*WORK TO BE COMPLETED*: Single out the lines that include the word "time". Copy them.

*THE INPUT*:
========

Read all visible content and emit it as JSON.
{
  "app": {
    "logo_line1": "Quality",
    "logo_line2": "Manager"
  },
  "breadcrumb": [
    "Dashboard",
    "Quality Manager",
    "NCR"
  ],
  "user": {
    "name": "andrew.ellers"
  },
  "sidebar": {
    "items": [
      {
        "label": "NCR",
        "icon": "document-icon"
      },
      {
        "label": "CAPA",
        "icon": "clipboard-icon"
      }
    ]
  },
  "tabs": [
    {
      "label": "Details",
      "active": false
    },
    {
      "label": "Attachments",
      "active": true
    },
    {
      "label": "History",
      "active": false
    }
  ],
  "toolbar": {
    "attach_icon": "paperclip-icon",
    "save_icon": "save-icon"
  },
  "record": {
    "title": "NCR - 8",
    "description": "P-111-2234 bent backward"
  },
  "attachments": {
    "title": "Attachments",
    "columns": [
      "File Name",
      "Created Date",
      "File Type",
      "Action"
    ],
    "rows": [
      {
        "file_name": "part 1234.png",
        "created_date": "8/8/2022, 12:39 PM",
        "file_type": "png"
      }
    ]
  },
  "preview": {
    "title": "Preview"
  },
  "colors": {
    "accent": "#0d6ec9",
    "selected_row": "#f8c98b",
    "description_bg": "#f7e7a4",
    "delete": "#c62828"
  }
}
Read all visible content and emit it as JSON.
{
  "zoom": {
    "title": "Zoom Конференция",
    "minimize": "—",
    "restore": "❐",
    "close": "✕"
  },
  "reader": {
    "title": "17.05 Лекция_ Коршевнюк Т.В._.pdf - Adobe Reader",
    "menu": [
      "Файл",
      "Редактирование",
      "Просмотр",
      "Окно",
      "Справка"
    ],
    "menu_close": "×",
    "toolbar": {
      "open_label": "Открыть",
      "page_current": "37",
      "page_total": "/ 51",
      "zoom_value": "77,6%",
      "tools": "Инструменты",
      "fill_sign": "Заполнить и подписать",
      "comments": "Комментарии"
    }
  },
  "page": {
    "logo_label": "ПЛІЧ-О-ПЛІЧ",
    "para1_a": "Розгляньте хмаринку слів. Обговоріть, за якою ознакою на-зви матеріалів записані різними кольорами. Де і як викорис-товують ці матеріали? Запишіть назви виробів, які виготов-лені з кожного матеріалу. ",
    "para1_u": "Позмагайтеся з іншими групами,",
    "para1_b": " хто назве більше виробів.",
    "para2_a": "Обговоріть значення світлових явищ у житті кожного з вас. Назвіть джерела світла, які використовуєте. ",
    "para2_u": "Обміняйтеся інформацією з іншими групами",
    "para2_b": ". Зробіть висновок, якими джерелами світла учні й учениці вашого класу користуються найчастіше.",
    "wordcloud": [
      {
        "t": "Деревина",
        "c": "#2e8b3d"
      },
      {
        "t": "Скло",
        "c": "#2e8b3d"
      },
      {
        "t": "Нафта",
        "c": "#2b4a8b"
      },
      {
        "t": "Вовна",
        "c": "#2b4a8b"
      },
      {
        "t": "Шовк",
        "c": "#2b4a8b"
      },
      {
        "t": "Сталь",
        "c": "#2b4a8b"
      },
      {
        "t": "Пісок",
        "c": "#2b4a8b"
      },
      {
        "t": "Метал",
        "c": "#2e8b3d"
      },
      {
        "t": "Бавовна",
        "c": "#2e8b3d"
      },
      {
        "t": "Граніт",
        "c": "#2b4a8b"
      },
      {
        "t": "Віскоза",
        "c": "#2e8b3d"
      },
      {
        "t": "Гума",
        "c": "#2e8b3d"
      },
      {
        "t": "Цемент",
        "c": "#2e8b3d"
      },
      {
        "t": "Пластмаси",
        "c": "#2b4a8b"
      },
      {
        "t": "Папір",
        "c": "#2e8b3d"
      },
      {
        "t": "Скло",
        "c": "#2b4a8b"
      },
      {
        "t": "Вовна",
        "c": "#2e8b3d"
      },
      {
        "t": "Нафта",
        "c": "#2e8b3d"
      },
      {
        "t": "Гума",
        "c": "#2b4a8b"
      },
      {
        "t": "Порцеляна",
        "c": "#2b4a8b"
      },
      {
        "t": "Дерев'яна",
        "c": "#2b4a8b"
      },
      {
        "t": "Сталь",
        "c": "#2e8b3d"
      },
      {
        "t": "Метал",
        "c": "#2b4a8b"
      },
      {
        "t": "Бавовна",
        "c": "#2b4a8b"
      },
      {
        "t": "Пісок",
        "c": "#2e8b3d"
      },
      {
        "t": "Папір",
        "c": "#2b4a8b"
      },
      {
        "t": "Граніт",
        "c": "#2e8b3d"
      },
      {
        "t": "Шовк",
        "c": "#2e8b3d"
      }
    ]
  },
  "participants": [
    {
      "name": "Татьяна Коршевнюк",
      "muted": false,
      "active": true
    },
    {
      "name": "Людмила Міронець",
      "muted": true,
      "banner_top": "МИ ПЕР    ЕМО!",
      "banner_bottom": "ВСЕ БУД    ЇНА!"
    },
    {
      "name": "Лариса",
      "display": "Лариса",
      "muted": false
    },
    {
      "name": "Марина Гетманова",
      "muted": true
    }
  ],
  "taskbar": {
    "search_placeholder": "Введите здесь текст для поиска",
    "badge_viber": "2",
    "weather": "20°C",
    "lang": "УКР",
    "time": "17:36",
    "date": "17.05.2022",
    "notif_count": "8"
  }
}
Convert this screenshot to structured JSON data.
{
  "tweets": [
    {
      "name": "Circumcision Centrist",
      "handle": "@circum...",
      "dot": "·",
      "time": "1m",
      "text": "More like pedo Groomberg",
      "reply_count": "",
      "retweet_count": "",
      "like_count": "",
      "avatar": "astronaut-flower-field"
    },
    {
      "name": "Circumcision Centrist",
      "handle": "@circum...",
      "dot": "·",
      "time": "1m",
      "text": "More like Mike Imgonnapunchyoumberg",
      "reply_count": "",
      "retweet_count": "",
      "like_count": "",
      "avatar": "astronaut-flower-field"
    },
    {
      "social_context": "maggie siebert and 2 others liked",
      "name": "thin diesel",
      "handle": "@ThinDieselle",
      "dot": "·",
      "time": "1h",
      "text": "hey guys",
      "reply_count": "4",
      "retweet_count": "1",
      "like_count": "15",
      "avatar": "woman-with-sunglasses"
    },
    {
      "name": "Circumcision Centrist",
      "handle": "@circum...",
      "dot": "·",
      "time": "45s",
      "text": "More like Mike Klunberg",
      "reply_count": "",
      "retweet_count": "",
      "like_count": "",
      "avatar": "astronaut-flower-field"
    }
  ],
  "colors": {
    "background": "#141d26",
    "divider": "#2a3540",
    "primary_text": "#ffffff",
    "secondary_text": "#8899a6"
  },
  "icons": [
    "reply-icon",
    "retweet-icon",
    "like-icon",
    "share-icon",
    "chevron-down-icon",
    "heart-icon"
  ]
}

========

*EXERCISE OUTPUT*:
    "time": "17:36",
      "time": "1m",
      "time": "1m",
      "time": "1h",
      "time": "45s",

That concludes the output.